__WORK TO COMPLETE__: Only the number is wanted: how many lines in the data contain "JSON"?

__Collection entries__:
## Begin

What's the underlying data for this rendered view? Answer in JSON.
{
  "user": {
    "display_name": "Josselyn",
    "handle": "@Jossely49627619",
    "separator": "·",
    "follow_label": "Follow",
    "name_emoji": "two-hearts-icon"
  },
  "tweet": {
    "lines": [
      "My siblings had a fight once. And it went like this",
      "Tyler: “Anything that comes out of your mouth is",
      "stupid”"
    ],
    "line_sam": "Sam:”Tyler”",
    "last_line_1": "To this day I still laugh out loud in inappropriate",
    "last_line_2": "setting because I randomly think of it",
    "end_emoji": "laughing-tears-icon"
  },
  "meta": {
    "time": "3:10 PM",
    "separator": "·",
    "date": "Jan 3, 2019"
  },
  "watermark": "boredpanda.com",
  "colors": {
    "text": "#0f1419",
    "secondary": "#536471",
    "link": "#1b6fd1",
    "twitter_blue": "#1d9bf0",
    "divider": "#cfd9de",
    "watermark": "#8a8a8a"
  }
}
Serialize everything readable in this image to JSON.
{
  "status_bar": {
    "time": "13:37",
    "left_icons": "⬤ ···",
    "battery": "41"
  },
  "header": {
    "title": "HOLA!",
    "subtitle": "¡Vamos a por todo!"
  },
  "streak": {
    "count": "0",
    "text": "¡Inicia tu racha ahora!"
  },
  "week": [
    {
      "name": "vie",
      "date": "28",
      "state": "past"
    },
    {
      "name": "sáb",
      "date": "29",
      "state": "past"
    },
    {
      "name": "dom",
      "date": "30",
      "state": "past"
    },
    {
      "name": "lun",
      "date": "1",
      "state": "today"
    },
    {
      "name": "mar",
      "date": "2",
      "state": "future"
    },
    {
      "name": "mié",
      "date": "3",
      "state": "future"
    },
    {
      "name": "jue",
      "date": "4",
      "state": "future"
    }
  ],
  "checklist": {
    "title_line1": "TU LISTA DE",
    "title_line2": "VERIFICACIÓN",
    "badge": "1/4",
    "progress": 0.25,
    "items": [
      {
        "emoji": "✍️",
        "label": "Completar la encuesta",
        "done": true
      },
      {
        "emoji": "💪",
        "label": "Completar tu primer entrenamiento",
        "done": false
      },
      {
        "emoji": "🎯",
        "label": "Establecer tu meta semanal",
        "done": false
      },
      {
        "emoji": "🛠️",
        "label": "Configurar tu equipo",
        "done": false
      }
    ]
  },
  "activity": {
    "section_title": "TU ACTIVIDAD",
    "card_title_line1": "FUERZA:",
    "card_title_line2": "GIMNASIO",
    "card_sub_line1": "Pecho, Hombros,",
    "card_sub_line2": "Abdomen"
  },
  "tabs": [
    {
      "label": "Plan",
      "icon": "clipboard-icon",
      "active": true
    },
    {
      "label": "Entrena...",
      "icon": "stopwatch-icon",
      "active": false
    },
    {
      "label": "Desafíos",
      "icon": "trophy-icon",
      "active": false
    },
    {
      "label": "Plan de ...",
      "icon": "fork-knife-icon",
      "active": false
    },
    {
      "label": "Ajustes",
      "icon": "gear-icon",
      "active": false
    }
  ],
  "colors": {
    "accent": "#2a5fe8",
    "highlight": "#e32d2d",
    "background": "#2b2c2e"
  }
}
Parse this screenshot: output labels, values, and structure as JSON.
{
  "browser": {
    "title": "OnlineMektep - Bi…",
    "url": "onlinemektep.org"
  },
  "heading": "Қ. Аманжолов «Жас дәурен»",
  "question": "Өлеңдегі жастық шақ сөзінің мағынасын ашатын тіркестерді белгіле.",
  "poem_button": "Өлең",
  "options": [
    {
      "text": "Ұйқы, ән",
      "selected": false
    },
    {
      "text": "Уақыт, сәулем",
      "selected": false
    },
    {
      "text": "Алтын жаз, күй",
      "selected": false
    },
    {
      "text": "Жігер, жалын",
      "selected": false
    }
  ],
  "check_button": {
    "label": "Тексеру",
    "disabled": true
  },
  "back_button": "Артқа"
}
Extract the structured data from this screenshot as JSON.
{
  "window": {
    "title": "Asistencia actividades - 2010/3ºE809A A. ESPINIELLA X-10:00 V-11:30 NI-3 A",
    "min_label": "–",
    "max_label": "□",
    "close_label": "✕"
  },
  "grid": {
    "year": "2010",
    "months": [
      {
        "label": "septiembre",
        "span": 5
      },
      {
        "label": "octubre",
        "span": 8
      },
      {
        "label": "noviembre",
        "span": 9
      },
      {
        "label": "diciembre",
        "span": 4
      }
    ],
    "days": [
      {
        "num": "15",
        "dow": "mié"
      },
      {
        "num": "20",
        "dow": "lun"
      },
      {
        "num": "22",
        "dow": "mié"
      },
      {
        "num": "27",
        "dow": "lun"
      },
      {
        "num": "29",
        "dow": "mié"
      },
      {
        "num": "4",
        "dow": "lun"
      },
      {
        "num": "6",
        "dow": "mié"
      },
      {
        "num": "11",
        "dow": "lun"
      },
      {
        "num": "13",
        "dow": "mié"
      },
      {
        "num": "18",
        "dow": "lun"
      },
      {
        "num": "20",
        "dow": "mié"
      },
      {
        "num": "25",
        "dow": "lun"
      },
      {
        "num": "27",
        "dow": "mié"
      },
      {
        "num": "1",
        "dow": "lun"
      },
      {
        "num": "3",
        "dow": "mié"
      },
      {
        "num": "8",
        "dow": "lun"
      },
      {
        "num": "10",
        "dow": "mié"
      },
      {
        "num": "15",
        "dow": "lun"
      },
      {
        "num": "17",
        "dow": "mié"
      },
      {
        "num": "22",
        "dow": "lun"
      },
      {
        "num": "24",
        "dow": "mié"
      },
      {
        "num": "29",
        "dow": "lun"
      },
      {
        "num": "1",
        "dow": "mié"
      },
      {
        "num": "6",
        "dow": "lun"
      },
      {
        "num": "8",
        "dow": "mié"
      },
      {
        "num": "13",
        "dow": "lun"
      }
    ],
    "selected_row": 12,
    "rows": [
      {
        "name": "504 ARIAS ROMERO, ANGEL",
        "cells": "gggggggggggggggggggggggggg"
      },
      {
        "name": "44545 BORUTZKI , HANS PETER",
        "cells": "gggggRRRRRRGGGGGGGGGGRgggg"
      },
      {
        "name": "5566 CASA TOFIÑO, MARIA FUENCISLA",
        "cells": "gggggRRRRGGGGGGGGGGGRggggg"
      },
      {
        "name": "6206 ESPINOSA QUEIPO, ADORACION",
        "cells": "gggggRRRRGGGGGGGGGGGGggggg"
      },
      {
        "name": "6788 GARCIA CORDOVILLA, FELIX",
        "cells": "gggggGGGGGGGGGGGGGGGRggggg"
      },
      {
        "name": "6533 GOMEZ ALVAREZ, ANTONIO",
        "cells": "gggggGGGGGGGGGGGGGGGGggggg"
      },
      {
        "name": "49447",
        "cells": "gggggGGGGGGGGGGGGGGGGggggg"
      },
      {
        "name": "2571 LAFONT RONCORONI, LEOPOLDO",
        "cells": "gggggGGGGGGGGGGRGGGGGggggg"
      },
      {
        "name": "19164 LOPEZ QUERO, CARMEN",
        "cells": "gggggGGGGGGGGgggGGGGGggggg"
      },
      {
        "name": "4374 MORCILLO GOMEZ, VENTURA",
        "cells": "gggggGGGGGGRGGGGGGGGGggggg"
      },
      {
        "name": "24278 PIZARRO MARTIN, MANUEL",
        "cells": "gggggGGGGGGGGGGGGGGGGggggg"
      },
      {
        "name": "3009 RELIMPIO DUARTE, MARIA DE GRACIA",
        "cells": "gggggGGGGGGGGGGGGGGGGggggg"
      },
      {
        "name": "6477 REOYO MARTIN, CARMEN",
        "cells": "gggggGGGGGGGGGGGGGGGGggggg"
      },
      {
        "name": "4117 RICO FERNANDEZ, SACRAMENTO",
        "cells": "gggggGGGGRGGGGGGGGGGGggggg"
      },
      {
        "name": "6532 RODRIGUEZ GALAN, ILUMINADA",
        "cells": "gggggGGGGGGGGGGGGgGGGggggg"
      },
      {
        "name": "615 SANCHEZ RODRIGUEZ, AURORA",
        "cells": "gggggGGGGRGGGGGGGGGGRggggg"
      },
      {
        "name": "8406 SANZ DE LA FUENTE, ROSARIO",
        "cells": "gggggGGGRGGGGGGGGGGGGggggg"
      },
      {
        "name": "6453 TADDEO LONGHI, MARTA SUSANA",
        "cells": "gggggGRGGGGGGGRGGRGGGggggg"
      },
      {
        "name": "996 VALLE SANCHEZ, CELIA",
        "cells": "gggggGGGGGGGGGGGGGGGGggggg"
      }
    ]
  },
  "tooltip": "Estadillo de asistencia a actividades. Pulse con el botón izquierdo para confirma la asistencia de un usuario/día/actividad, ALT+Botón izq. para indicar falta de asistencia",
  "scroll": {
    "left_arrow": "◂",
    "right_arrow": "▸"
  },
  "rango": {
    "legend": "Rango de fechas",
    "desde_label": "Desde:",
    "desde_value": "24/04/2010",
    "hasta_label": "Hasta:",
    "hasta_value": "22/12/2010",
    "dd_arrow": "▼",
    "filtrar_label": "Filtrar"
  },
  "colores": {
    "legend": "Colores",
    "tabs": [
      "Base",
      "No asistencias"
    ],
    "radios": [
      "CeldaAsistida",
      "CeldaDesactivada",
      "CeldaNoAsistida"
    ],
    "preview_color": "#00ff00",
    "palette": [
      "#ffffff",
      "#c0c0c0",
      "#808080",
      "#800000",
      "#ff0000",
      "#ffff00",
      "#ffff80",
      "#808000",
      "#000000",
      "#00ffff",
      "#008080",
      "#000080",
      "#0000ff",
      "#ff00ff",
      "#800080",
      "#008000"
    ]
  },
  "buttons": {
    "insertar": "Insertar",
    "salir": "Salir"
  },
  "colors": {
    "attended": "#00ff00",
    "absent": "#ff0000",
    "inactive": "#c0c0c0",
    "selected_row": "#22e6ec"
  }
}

## End

__TASK OUTPUT__: 4